_Task brief_: Check each line of the material. Copy those containing "this".

_Records shown_:
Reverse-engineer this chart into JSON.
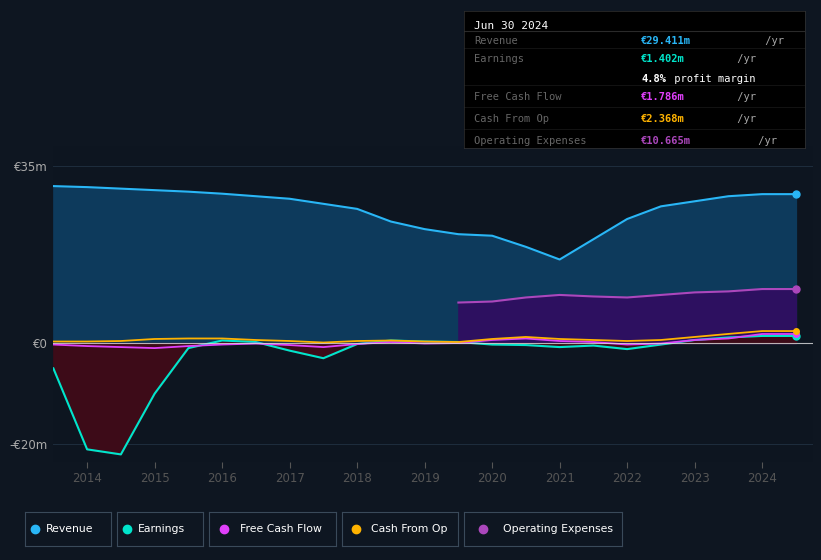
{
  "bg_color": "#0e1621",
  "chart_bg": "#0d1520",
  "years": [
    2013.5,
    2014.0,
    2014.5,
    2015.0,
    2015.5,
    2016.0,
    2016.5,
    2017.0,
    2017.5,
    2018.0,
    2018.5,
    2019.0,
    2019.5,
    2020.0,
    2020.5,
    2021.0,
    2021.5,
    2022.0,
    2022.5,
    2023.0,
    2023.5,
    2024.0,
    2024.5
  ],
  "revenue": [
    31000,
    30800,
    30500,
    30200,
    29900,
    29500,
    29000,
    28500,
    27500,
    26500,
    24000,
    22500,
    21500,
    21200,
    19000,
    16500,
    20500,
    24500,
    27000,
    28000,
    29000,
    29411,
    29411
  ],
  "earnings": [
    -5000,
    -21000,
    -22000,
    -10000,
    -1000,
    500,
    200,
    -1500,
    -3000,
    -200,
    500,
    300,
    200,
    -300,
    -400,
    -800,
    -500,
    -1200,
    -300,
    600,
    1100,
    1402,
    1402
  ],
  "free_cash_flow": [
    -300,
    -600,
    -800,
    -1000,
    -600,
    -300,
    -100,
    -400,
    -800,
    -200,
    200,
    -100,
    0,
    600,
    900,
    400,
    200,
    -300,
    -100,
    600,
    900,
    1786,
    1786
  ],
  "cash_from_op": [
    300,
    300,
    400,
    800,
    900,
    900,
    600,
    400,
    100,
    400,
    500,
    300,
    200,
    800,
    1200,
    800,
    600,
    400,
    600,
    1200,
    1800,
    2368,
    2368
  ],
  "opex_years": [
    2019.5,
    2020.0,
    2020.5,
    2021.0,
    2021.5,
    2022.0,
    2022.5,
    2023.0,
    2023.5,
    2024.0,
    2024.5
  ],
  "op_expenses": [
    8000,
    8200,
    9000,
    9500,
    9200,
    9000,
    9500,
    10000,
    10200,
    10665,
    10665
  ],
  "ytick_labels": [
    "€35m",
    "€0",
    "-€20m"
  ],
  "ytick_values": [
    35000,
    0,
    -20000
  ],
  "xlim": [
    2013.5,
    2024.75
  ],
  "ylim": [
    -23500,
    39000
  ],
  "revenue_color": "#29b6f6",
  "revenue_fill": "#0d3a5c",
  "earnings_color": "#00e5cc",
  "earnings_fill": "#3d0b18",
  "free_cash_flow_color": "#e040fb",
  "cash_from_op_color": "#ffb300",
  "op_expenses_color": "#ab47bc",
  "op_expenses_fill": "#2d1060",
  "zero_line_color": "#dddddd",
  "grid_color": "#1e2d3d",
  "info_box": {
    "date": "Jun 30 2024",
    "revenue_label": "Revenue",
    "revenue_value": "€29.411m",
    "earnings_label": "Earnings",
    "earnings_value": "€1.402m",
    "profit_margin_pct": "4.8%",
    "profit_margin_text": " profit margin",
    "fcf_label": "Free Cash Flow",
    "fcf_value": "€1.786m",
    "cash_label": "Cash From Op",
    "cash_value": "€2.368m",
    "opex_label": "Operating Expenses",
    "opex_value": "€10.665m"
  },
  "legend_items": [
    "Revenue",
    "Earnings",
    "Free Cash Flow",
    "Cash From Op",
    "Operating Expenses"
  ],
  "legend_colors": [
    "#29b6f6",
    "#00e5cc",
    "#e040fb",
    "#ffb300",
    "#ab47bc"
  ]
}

...

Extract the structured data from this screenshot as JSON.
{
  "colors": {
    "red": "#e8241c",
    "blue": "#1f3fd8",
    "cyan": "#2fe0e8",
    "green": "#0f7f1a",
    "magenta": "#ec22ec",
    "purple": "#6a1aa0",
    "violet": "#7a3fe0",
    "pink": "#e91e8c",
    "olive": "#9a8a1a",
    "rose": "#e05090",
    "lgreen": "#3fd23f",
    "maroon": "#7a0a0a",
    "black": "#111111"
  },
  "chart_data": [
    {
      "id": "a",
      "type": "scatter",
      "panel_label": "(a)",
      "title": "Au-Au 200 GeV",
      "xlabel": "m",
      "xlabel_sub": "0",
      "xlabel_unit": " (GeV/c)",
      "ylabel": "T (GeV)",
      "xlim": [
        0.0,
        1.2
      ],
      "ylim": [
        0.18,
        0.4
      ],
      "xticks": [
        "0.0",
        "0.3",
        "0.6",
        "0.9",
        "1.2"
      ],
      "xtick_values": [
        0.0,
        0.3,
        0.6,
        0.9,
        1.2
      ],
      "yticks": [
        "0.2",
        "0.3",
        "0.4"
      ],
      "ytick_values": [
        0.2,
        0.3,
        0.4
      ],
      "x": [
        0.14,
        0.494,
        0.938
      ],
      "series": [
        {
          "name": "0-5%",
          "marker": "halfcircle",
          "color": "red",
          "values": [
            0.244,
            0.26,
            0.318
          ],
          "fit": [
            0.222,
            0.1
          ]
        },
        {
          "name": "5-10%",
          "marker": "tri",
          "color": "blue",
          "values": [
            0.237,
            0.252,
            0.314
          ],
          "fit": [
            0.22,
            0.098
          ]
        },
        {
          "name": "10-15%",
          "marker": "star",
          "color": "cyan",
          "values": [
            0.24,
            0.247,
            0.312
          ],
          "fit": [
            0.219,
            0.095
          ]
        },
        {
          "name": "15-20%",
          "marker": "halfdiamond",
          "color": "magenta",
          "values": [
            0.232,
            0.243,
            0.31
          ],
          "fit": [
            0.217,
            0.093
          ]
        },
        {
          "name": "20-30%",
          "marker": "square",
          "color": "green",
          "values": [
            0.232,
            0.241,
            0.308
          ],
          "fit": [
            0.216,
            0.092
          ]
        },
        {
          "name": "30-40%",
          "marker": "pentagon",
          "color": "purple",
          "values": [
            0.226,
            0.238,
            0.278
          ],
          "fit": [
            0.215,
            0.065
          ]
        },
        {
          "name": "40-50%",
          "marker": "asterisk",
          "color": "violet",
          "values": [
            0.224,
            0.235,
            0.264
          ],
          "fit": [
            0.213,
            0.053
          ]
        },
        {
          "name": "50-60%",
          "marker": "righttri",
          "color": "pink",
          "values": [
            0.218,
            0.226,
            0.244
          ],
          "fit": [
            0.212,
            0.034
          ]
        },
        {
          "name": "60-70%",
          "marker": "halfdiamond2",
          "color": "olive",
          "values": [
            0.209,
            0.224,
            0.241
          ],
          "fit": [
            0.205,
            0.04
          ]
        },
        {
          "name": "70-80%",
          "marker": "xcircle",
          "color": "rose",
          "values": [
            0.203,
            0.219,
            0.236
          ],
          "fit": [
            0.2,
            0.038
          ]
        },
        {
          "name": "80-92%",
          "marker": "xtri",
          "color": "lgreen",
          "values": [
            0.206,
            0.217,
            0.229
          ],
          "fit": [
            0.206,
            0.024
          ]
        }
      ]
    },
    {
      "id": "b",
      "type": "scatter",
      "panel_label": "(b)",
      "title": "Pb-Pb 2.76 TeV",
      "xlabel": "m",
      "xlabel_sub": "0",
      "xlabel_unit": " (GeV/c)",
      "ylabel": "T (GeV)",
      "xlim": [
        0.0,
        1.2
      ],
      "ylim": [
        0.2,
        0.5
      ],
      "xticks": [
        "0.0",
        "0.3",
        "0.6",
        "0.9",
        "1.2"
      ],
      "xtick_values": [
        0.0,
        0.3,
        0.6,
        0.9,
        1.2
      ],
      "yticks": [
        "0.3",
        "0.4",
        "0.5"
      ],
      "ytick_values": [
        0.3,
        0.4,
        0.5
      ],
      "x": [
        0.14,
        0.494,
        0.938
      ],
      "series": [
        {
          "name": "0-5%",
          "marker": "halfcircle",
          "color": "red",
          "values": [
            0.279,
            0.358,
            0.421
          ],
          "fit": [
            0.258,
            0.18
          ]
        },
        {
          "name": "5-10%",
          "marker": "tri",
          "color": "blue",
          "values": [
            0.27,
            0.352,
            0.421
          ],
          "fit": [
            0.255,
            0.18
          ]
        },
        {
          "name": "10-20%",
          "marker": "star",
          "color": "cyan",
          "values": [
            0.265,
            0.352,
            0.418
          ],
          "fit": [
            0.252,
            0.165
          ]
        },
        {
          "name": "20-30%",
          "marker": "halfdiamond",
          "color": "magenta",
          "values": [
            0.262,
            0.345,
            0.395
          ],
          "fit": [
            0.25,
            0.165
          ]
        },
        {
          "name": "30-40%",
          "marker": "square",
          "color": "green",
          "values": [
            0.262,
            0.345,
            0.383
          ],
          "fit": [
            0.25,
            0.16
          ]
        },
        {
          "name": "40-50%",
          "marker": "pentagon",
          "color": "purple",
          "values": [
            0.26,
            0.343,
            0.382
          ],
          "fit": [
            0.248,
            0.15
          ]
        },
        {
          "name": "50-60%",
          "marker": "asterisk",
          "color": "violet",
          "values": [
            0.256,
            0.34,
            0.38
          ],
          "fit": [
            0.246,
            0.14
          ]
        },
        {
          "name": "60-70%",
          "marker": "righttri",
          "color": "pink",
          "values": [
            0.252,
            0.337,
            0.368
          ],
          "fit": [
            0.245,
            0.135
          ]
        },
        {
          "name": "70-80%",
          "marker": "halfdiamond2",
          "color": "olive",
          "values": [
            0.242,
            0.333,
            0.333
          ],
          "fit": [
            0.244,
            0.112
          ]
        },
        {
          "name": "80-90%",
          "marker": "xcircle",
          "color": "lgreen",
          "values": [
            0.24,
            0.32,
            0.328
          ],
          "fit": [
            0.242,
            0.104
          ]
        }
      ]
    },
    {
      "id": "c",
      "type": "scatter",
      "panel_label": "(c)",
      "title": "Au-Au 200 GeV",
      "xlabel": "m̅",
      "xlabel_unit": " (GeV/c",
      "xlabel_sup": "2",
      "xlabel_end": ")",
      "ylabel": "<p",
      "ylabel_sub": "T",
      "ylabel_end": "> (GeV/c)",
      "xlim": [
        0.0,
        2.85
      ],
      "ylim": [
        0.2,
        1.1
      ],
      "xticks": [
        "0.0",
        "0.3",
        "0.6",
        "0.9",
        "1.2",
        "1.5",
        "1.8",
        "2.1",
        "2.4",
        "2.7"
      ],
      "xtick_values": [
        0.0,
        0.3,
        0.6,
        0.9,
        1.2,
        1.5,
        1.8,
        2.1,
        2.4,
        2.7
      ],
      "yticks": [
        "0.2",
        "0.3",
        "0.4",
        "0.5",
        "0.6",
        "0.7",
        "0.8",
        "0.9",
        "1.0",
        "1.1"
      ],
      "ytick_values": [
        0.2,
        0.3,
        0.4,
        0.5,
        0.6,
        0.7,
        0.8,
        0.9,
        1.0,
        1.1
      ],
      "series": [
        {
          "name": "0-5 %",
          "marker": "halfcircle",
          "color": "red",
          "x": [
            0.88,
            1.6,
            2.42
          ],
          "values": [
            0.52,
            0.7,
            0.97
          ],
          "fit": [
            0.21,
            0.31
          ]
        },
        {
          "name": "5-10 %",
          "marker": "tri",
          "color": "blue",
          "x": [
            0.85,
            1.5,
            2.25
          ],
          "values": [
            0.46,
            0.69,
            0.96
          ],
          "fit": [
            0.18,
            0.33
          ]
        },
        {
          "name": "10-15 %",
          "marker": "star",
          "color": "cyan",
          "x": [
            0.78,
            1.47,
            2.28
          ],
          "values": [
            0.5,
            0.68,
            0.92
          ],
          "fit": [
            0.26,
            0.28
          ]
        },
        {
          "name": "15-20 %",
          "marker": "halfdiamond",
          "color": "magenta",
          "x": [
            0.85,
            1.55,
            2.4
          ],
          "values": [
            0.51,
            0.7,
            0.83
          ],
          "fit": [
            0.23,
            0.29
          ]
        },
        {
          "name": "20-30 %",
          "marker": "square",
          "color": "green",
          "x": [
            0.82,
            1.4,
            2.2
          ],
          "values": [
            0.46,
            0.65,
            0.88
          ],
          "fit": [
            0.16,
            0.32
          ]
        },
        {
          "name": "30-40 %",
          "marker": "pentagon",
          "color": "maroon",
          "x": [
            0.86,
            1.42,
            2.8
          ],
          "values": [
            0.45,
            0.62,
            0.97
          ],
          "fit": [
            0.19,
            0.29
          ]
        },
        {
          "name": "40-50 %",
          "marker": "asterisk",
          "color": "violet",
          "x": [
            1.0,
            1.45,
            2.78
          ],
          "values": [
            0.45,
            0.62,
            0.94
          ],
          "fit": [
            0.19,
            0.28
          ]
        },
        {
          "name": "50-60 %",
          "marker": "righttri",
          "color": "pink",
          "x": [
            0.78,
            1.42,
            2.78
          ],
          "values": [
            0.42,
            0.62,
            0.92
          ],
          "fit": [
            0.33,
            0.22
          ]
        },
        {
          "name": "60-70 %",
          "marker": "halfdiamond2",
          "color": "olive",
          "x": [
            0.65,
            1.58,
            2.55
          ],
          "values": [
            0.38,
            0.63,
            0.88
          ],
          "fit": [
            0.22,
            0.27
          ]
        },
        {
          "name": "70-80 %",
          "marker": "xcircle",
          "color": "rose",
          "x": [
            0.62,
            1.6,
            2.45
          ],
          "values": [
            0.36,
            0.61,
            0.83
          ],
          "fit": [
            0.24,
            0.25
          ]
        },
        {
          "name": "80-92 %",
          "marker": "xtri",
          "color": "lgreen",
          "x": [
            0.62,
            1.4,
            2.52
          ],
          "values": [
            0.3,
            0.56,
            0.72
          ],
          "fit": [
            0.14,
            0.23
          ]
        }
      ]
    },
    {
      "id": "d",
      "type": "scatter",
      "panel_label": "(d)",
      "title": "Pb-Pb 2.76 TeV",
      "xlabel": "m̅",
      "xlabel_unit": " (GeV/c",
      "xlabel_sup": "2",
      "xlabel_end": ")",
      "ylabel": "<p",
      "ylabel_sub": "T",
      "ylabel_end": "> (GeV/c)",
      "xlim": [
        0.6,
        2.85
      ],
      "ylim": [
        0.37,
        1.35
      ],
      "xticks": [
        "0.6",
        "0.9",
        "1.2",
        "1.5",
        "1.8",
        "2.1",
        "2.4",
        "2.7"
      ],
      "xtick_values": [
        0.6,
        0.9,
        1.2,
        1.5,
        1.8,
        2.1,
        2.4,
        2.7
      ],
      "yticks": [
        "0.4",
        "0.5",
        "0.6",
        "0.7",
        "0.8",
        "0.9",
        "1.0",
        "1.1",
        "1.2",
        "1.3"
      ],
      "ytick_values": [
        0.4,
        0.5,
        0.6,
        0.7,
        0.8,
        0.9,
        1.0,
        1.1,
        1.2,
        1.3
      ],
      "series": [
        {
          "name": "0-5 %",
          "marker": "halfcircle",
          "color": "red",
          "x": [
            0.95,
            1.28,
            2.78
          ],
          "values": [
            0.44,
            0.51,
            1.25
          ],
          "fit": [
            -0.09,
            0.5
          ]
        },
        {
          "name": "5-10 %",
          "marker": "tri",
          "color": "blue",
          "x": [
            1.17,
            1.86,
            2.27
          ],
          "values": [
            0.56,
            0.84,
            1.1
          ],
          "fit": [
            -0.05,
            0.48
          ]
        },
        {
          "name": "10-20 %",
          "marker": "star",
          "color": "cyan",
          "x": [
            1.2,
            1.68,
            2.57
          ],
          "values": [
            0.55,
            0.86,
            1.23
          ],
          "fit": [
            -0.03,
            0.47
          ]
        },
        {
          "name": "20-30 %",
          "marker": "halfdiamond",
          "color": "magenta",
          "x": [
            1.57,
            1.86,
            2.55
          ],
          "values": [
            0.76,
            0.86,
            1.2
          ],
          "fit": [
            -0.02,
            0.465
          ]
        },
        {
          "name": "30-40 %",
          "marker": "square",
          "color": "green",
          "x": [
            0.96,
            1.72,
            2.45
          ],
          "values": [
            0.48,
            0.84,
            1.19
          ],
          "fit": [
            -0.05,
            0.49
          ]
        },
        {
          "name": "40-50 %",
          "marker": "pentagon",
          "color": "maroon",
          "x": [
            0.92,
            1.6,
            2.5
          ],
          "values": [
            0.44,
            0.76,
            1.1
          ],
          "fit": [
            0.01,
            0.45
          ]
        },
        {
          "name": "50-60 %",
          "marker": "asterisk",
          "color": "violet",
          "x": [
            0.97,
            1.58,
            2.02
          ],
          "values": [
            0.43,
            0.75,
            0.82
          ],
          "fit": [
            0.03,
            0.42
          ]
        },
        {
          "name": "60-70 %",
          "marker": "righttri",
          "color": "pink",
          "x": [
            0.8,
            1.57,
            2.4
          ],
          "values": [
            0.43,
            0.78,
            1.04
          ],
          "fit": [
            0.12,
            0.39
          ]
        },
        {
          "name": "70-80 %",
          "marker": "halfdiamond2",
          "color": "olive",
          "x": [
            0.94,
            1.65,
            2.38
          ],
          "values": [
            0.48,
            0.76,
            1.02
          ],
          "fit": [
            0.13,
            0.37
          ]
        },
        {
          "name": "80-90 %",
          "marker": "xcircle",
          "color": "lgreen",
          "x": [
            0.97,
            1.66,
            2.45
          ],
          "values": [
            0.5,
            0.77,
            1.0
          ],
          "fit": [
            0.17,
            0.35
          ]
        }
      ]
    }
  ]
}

_Task solution_:
Reverse-engineer this chart into JSON.
Extract the structured data from this screenshot as JSON.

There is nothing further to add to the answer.